#### [Problem to solve]
Write out all of the data without omission, exactly as shown.
◇ ◇ ◇
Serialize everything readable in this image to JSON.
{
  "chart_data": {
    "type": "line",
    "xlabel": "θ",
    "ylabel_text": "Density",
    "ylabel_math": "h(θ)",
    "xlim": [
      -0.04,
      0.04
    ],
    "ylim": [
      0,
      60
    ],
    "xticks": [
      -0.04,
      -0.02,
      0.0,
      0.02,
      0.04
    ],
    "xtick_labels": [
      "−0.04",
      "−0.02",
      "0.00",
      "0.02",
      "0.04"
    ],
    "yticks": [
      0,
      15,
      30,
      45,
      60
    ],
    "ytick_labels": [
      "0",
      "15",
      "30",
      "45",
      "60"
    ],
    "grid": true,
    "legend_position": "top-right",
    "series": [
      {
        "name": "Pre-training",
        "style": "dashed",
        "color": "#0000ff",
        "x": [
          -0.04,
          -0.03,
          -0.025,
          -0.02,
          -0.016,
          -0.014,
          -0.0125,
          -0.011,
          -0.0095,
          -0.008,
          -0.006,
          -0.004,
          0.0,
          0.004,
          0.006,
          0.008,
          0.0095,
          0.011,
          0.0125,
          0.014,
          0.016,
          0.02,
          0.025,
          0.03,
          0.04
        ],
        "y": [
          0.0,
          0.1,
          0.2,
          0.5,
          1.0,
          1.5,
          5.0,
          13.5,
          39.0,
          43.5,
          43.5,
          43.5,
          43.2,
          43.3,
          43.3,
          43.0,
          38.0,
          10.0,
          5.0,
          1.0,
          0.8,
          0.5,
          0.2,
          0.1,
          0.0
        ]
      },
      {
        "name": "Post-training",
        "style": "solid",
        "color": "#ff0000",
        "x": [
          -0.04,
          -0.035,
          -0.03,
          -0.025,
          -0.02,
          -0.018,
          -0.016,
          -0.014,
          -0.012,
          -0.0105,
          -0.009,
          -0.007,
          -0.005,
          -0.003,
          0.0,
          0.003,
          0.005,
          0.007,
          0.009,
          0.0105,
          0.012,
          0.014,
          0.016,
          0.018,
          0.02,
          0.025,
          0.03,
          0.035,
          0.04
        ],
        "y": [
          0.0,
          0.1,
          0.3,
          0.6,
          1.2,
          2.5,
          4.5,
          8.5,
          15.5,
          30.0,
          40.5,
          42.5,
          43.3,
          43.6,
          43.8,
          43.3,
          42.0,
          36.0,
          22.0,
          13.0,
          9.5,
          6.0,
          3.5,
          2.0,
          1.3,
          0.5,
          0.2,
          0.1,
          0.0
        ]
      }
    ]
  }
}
◇ ◇ ◇
#### [Task response]
Serialize everything readable in this image to JSON.
{
  "chart_data": {
    "type": "line",
    "xlabel": "θ",
    "ylabel_text": "Density",
    "ylabel_math": "h(θ)",
    "xlim": [
      -0.04,
      0.04
    ],
    "ylim": [
      0,
      60
    ],
    "xticks": [
      -0.04,
      -0.02,
      0.0,
      0.02,
      0.04
    ],
    "xtick_labels": [
      "−0.04",
      "−0.02",
      "0.00",
      "0.02",
      "0.04"
    ],
    "yticks": [
      0,
      15,
      30,
      45,
      60
    ],
    "ytick_labels": [
      "0",
      "15",
      "30",
      "45",
      "60"
    ],
    "grid": true,
    "legend_position": "top-right",
    "series": [
      {
        "name": "Pre-training",
        "style": "dashed",
        "color": "#0000ff",
        "x": [
          -0.04,
          -0.03,
          -0.025,
          -0.02,
          -0.016,
          -0.014,
          -0.0125,
          -0.011,
          -0.0095,
          -0.008,
          -0.006,
          -0.004,
          0.0,
          0.004,
          0.006,
          0.008,
          0.0095,
          0.011,
          0.0125,
          0.014,
          0.016,
          0.02,
          0.025,
          0.03,
          0.04
        ],
        "y": [
          0.0,
          0.1,
          0.2,
          0.5,
          1.0,
          1.5,
          5.0,
          13.5,
          39.0,
          43.5,
          43.5,
          43.5,
          43.2,
          43.3,
          43.3,
          43.0,
          38.0,
          10.0,
          5.0,
          1.0,
          0.8,
          0.5,
          0.2,
          0.1,
          0.0
        ]
      },
      {
        "name": "Post-training",
        "style": "solid",
        "color": "#ff0000",
        "x": [
          -0.04,
          -0.035,
          -0.03,
          -0.025,
          -0.02,
          -0.018,
          -0.016,
          -0.014,
          -0.012,
          -0.0105,
          -0.009,
          -0.007,
          -0.005,
          -0.003,
          0.0,
          0.003,
          0.005,
          0.007,
          0.009,
          0.0105,
          0.012,
          0.014,
          0.016,
          0.018,
          0.02,
          0.025,
          0.03,
          0.035,
          0.04
        ],
        "y": [
          0.0,
          0.1,
          0.3,
          0.6,
          1.2,
          2.5,
          4.5,
          8.5,
          15.5,
          30.0,
          40.5,
          42.5,
          43.3,
          43.6,
          43.8,
          43.3,
          42.0,
          36.0,
          22.0,
          13.0,
          9.5,
          6.0,
          3.5,
          2.0,
          1.3,
          0.5,
          0.2,
          0.1,
          0.0
        ]
      }
    ]
  }
}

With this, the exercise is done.